# Work to complete
Transcribe every entry word for word. Skip the pictures.

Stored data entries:

-=-=-=-=-

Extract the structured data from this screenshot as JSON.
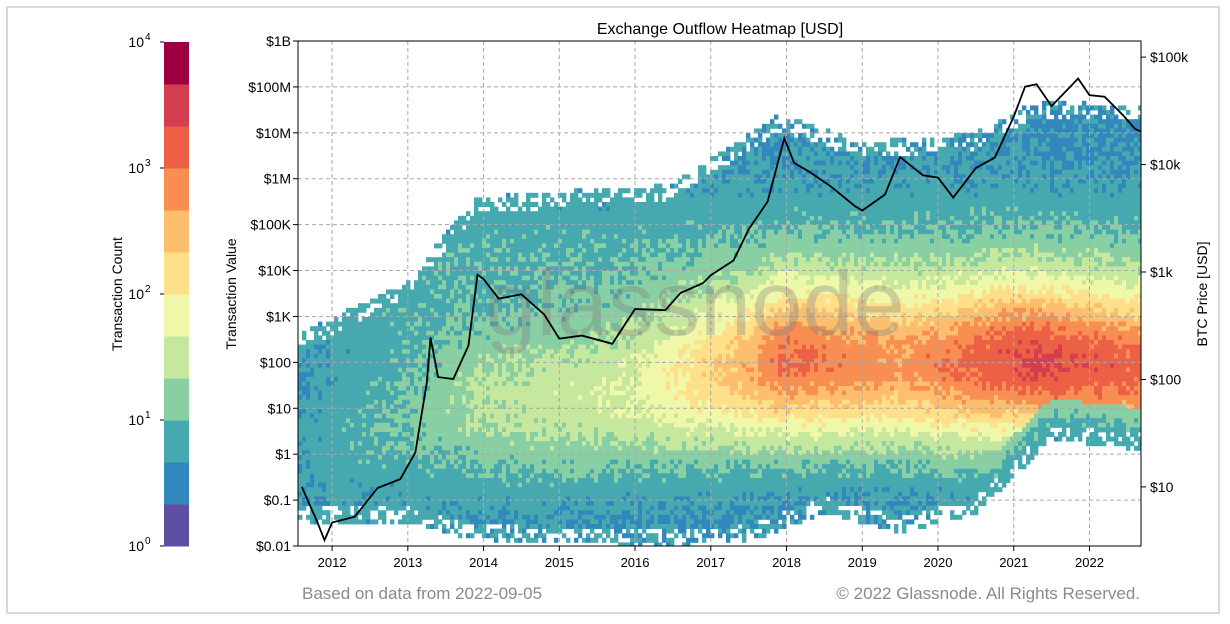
{
  "chart_data": {
    "type": "heatmap",
    "title": "Exchange Outflow Heatmap [USD]",
    "ylabel": "Transaction Value",
    "y2label": "BTC Price [USD]",
    "colorbar_label": "Transaction Count",
    "x_ticks": [
      "2012",
      "2013",
      "2014",
      "2015",
      "2016",
      "2017",
      "2018",
      "2019",
      "2020",
      "2021",
      "2022"
    ],
    "y_ticks": [
      "$0.01",
      "$0.1",
      "$1",
      "$10",
      "$100",
      "$1K",
      "$10K",
      "$100K",
      "$1M",
      "$10M",
      "$100M",
      "$1B"
    ],
    "y2_ticks": [
      "$10",
      "$100",
      "$1k",
      "$10k",
      "$100k"
    ],
    "colorbar_ticks": [
      "10^0",
      "10^1",
      "10^2",
      "10^3",
      "10^4"
    ],
    "colorbar_colors": [
      "#5e4fa2",
      "#3288bd",
      "#46a9b0",
      "#88cfa4",
      "#c6e89e",
      "#eef8a8",
      "#fee08b",
      "#fdbe6e",
      "#f98e52",
      "#ec6145",
      "#d53e4f",
      "#9e0142"
    ],
    "x_range": [
      2011.55,
      2022.68
    ],
    "y_range_log10_usd": [
      -2,
      9
    ],
    "y2_range_log10_usd": [
      0.45,
      5.15
    ],
    "grid": true,
    "btc_price_series": {
      "name": "BTC Price [USD]",
      "color": "#000000",
      "x": [
        2011.6,
        2011.8,
        2011.9,
        2012.0,
        2012.3,
        2012.6,
        2012.9,
        2013.1,
        2013.25,
        2013.3,
        2013.4,
        2013.6,
        2013.8,
        2013.92,
        2014.0,
        2014.2,
        2014.5,
        2014.8,
        2015.0,
        2015.3,
        2015.7,
        2016.0,
        2016.4,
        2016.6,
        2016.9,
        2017.0,
        2017.3,
        2017.5,
        2017.75,
        2017.97,
        2018.1,
        2018.3,
        2018.6,
        2018.9,
        2019.0,
        2019.3,
        2019.5,
        2019.8,
        2020.0,
        2020.2,
        2020.5,
        2020.75,
        2021.0,
        2021.15,
        2021.3,
        2021.5,
        2021.85,
        2022.0,
        2022.2,
        2022.45,
        2022.6,
        2022.68
      ],
      "y": [
        10,
        5,
        3,
        5,
        5,
        10,
        12,
        20,
        100,
        230,
        110,
        100,
        200,
        1000,
        800,
        600,
        600,
        400,
        250,
        240,
        230,
        430,
        450,
        650,
        750,
        1000,
        1200,
        2600,
        4500,
        17000,
        11000,
        8000,
        6500,
        4000,
        3700,
        5500,
        11000,
        8500,
        7200,
        5000,
        9500,
        11000,
        30000,
        50000,
        58000,
        35000,
        61000,
        47000,
        40000,
        30000,
        21000,
        20000
      ]
    }
  },
  "watermark": "glassnode",
  "footer": {
    "left": "Based on data from 2022-09-05",
    "right": "© 2022 Glassnode. All Rights Reserved."
  }
}
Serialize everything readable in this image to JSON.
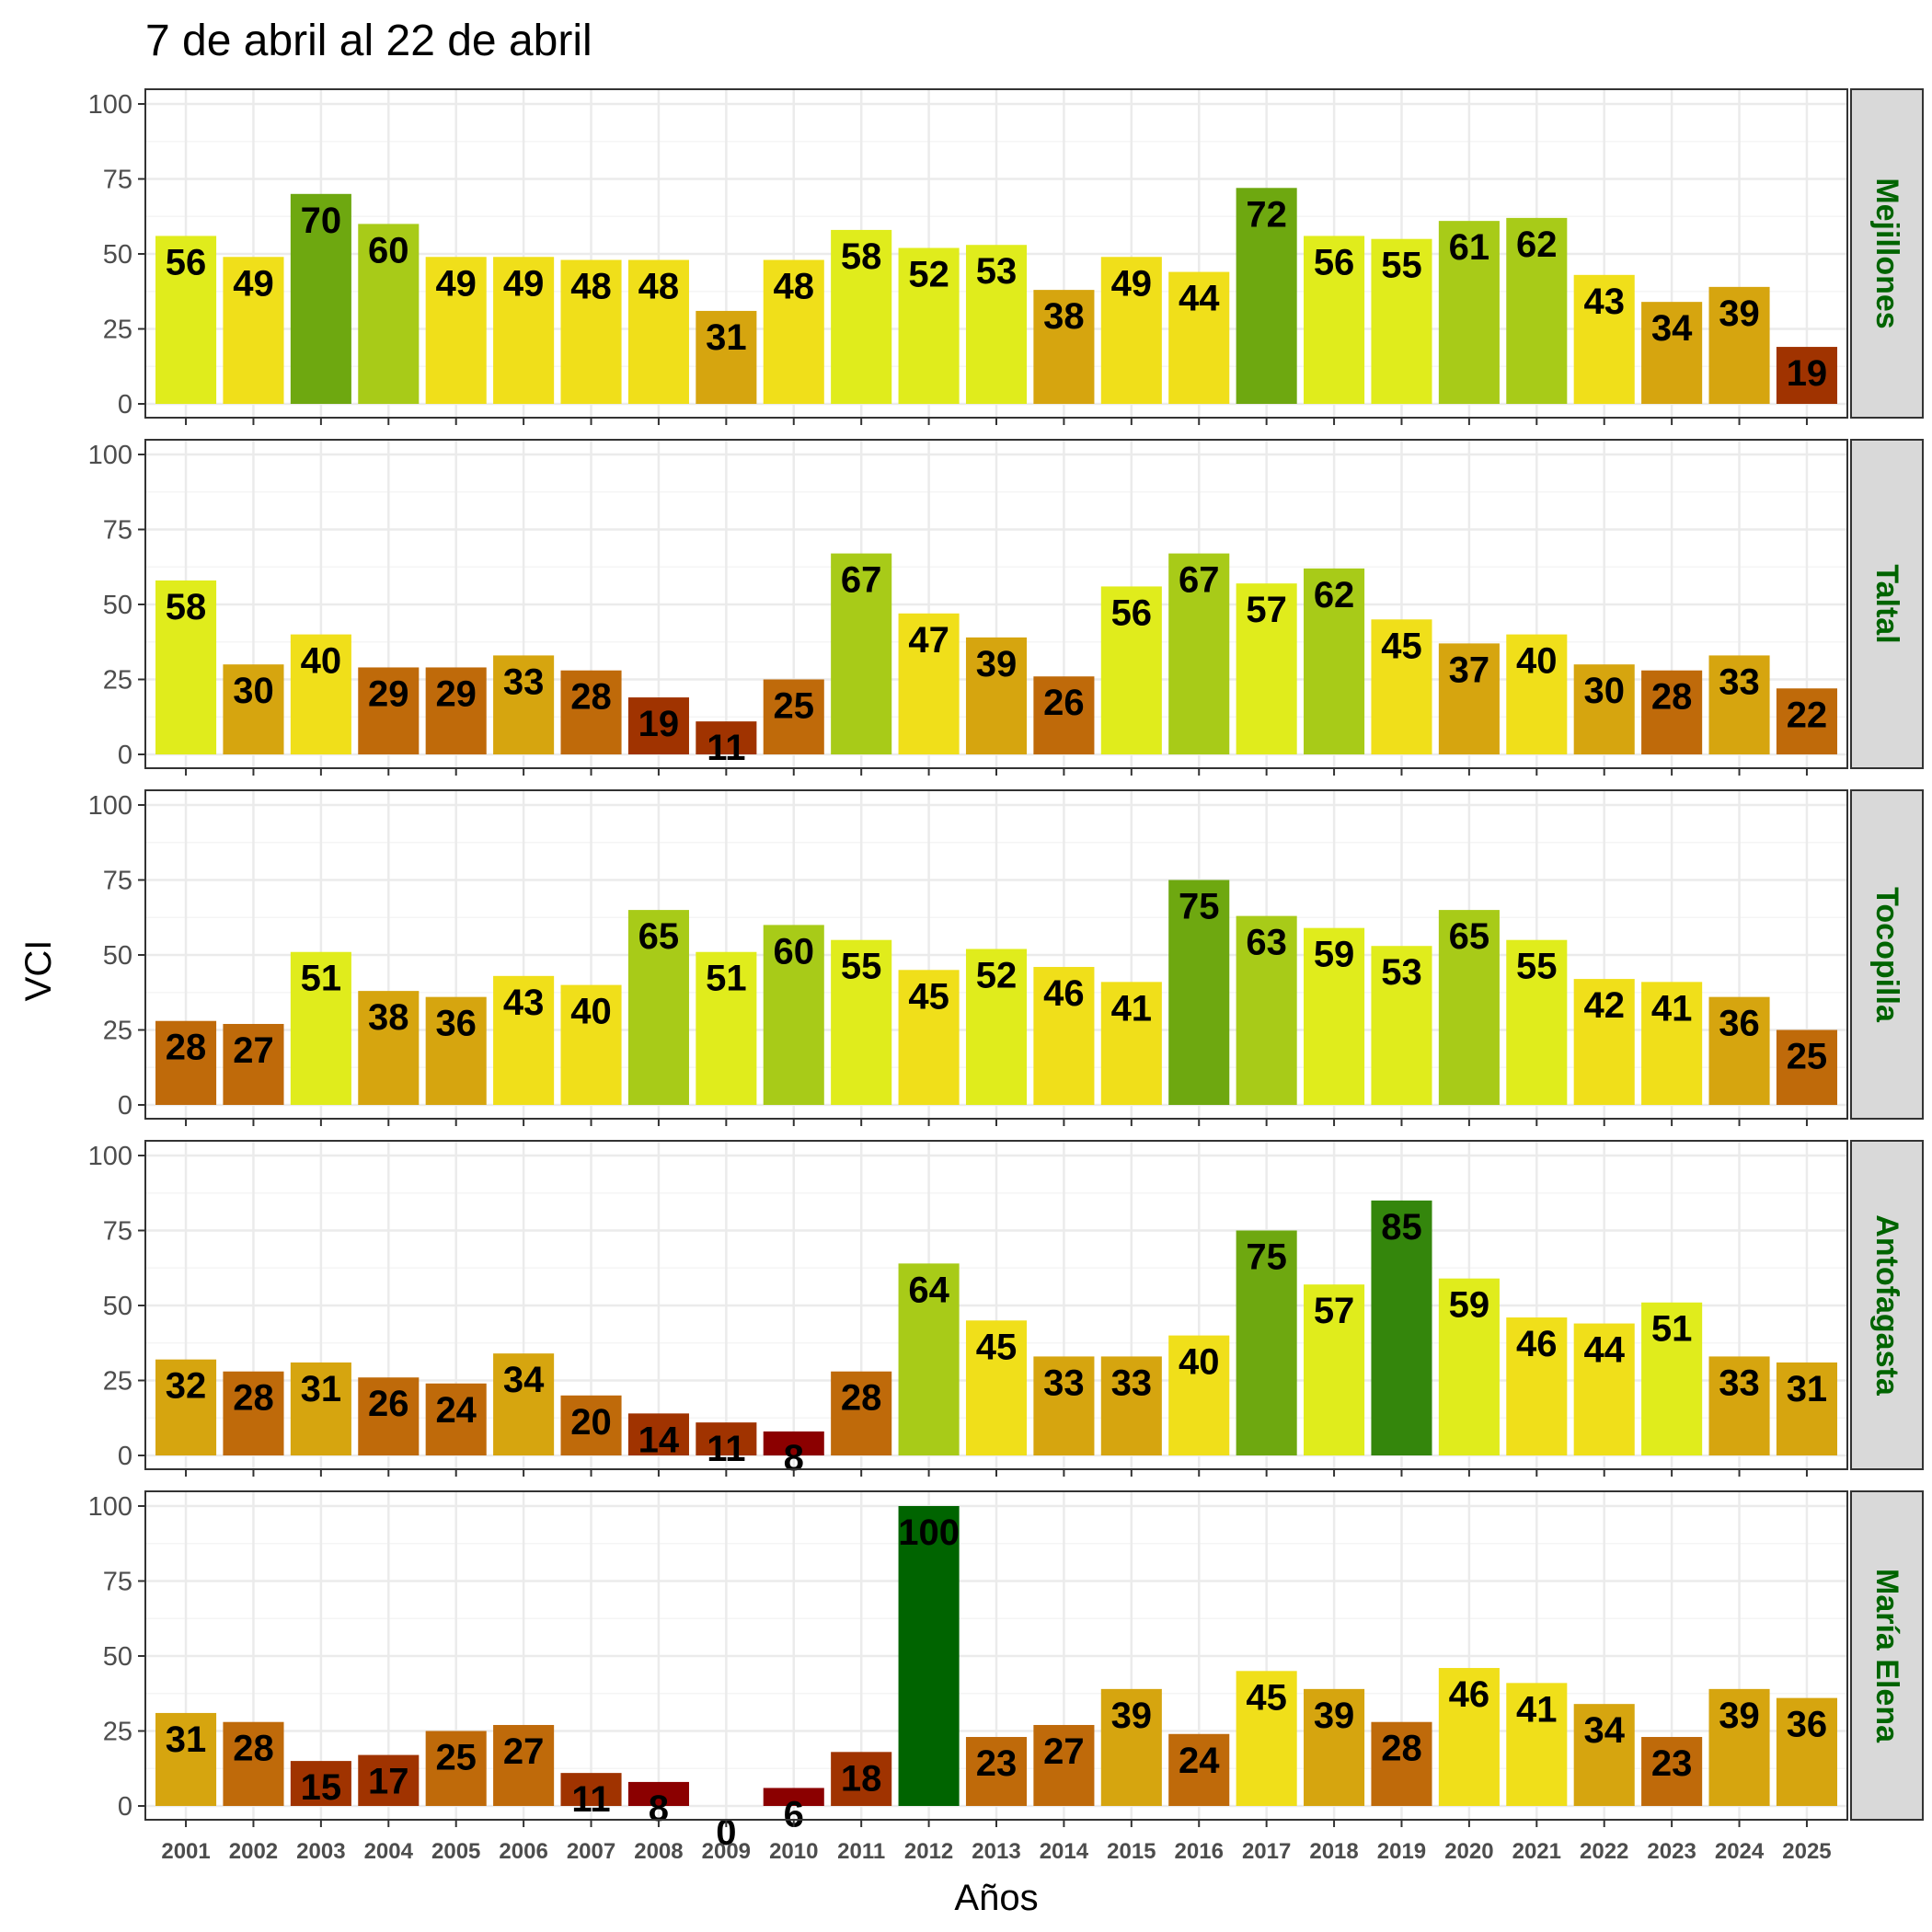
{
  "chart_data": {
    "type": "bar",
    "title": "7 de abril al 22 de abril",
    "xlabel": "Años",
    "ylabel": "VCI",
    "ylim": [
      0,
      100
    ],
    "yticks": [
      0,
      25,
      50,
      75,
      100
    ],
    "grid": true,
    "categories": [
      "2001",
      "2002",
      "2003",
      "2004",
      "2005",
      "2006",
      "2007",
      "2008",
      "2009",
      "2010",
      "2011",
      "2012",
      "2013",
      "2014",
      "2015",
      "2016",
      "2017",
      "2018",
      "2019",
      "2020",
      "2021",
      "2022",
      "2023",
      "2024",
      "2025"
    ],
    "panels": [
      {
        "name": "Mejillones",
        "values": [
          56,
          49,
          70,
          60,
          49,
          49,
          48,
          48,
          31,
          48,
          58,
          52,
          53,
          38,
          49,
          44,
          72,
          56,
          55,
          61,
          62,
          43,
          34,
          39,
          19
        ]
      },
      {
        "name": "Taltal",
        "values": [
          58,
          30,
          40,
          29,
          29,
          33,
          28,
          19,
          11,
          25,
          67,
          47,
          39,
          26,
          56,
          67,
          57,
          62,
          45,
          37,
          40,
          30,
          28,
          33,
          22
        ]
      },
      {
        "name": "Tocopilla",
        "values": [
          28,
          27,
          51,
          38,
          36,
          43,
          40,
          65,
          51,
          60,
          55,
          45,
          52,
          46,
          41,
          75,
          63,
          59,
          53,
          65,
          55,
          42,
          41,
          36,
          25
        ]
      },
      {
        "name": "Antofagasta",
        "values": [
          32,
          28,
          31,
          26,
          24,
          34,
          20,
          14,
          11,
          8,
          28,
          64,
          45,
          33,
          33,
          40,
          75,
          57,
          85,
          59,
          46,
          44,
          51,
          33,
          31
        ]
      },
      {
        "name": "María Elena",
        "values": [
          31,
          28,
          15,
          17,
          25,
          27,
          11,
          8,
          0,
          6,
          18,
          100,
          23,
          27,
          39,
          24,
          45,
          39,
          28,
          46,
          41,
          34,
          23,
          39,
          36
        ]
      }
    ],
    "color_scale": [
      {
        "min": 0,
        "color": "#8b0000"
      },
      {
        "min": 10,
        "color": "#a03300"
      },
      {
        "min": 20,
        "color": "#bf6a0a"
      },
      {
        "min": 30,
        "color": "#d6a50f"
      },
      {
        "min": 40,
        "color": "#f0df1a"
      },
      {
        "min": 50,
        "color": "#e0ec1c"
      },
      {
        "min": 60,
        "color": "#a8cb18"
      },
      {
        "min": 70,
        "color": "#6ea810"
      },
      {
        "min": 80,
        "color": "#34860c"
      },
      {
        "min": 90,
        "color": "#006400"
      }
    ],
    "colors": {
      "panel_border": "#333333",
      "grid_major": "#ebebeb",
      "grid_minor": "#f5f5f5",
      "strip_fill": "#d9d9d9",
      "strip_text": "#006400"
    }
  }
}
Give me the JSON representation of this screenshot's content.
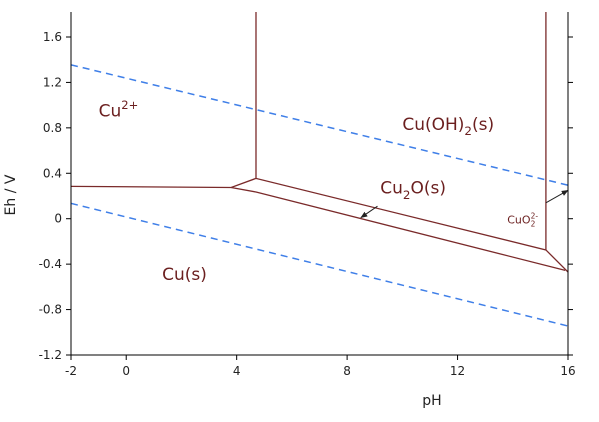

-=-=-=-=-

# Reply
Extract the structured data from this screenshot as JSON.
{
  "chart_data": {
    "type": "heatmap",
    "title": "Exchange Outflow Heatmap [USD]",
    "ylabel": "Transaction Value",
    "y2label": "BTC Price [USD]",
    "colorbar_label": "Transaction Count",
    "x_ticks": [
      "2012",
      "2013",
      "2014",
      "2015",
      "2016",
      "2017",
      "2018",
      "2019",
      "2020",
      "2021",
      "2022"
    ],
    "y_ticks": [
      "$0.01",
      "$0.1",
      "$1",
      "$10",
      "$100",
      "$1K",
      "$10K",
      "$100K",
      "$1M",
      "$10M",
      "$100M",
      "$1B"
    ],
    "y2_ticks": [
      "$10",
      "$100",
      "$1k",
      "$10k",
      "$100k"
    ],
    "colorbar_ticks": [
      "10^0",
      "10^1",
      "10^2",
      "10^3",
      "10^4"
    ],
    "colorbar_colors": [
      "#5e4fa2",
      "#3288bd",
      "#46a9b0",
      "#88cfa4",
      "#c6e89e",
      "#eef8a8",
      "#fee08b",
      "#fdbe6e",
      "#f98e52",
      "#ec6145",
      "#d53e4f",
      "#9e0142"
    ],
    "x_range": [
      2011.55,
      2022.68
    ],
    "y_range_log10_usd": [
      -2,
      9
    ],
    "y2_range_log10_usd": [
      0.45,
      5.15
    ],
    "grid": true,
    "btc_price_series": {
      "name": "BTC Price [USD]",
      "color": "#000000",
      "x": [
        2011.6,
        2011.8,
        2011.9,
        2012.0,
        2012.3,
        2012.6,
        2012.9,
        2013.1,
        2013.25,
        2013.3,
        2013.4,
        2013.6,
        2013.8,
        2013.92,
        2014.0,
        2014.2,
        2014.5,
        2014.8,
        2015.0,
        2015.3,
        2015.7,
        2016.0,
        2016.4,
        2016.6,
        2016.9,
        2017.0,
        2017.3,
        2017.5,
        2017.75,
        2017.97,
        2018.1,
        2018.3,
        2018.6,
        2018.9,
        2019.0,
        2019.3,
        2019.5,
        2019.8,
        2020.0,
        2020.2,
        2020.5,
        2020.75,
        2021.0,
        2021.15,
        2021.3,
        2021.5,
        2021.85,
        2022.0,
        2022.2,
        2022.45,
        2022.6,
        2022.68
      ],
      "y": [
        10,
        5,
        3,
        5,
        5,
        10,
        12,
        20,
        100,
        230,
        110,
        100,
        200,
        1000,
        800,
        600,
        600,
        400,
        250,
        240,
        230,
        430,
        450,
        650,
        750,
        1000,
        1200,
        2600,
        4500,
        17000,
        11000,
        8000,
        6500,
        4000,
        3700,
        5500,
        11000,
        8500,
        7200,
        5000,
        9500,
        11000,
        30000,
        50000,
        58000,
        35000,
        61000,
        47000,
        40000,
        30000,
        21000,
        20000
      ]
    }
  },
  "watermark": "glassnode",
  "footer": {
    "left": "Based on data from 2022-09-05",
    "right": "© 2022 Glassnode. All Rights Reserved."
  }
}
Serialize everything readable in this image to JSON.
{
  "chart_data": {
    "type": "bar",
    "title": "7 de abril al 22 de abril",
    "xlabel": "Años",
    "ylabel": "VCI",
    "ylim": [
      0,
      100
    ],
    "yticks": [
      0,
      25,
      50,
      75,
      100
    ],
    "grid": true,
    "categories": [
      "2001",
      "2002",
      "2003",
      "2004",
      "2005",
      "2006",
      "2007",
      "2008",
      "2009",
      "2010",
      "2011",
      "2012",
      "2013",
      "2014",
      "2015",
      "2016",
      "2017",
      "2018",
      "2019",
      "2020",
      "2021",
      "2022",
      "2023",
      "2024",
      "2025"
    ],
    "panels": [
      {
        "name": "Mejillones",
        "values": [
          56,
          49,
          70,
          60,
          49,
          49,
          48,
          48,
          31,
          48,
          58,
          52,
          53,
          38,
          49,
          44,
          72,
          56,
          55,
          61,
          62,
          43,
          34,
          39,
          19
        ]
      },
      {
        "name": "Taltal",
        "values": [
          58,
          30,
          40,
          29,
          29,
          33,
          28,
          19,
          11,
          25,
          67,
          47,
          39,
          26,
          56,
          67,
          57,
          62,
          45,
          37,
          40,
          30,
          28,
          33,
          22
        ]
      },
      {
        "name": "Tocopilla",
        "values": [
          28,
          27,
          51,
          38,
          36,
          43,
          40,
          65,
          51,
          60,
          55,
          45,
          52,
          46,
          41,
          75,
          63,
          59,
          53,
          65,
          55,
          42,
          41,
          36,
          25
        ]
      },
      {
        "name": "Antofagasta",
        "values": [
          32,
          28,
          31,
          26,
          24,
          34,
          20,
          14,
          11,
          8,
          28,
          64,
          45,
          33,
          33,
          40,
          75,
          57,
          85,
          59,
          46,
          44,
          51,
          33,
          31
        ]
      },
      {
        "name": "María Elena",
        "values": [
          31,
          28,
          15,
          17,
          25,
          27,
          11,
          8,
          0,
          6,
          18,
          100,
          23,
          27,
          39,
          24,
          45,
          39,
          28,
          46,
          41,
          34,
          23,
          39,
          36
        ]
      }
    ],
    "color_scale": [
      {
        "min": 0,
        "color": "#8b0000"
      },
      {
        "min": 10,
        "color": "#a03300"
      },
      {
        "min": 20,
        "color": "#bf6a0a"
      },
      {
        "min": 30,
        "color": "#d6a50f"
      },
      {
        "min": 40,
        "color": "#f0df1a"
      },
      {
        "min": 50,
        "color": "#e0ec1c"
      },
      {
        "min": 60,
        "color": "#a8cb18"
      },
      {
        "min": 70,
        "color": "#6ea810"
      },
      {
        "min": 80,
        "color": "#34860c"
      },
      {
        "min": 90,
        "color": "#006400"
      }
    ],
    "colors": {
      "panel_border": "#333333",
      "grid_major": "#ebebeb",
      "grid_minor": "#f5f5f5",
      "strip_fill": "#d9d9d9",
      "strip_text": "#006400"
    }
  }
}
Give me the JSON representation of this screenshot's content.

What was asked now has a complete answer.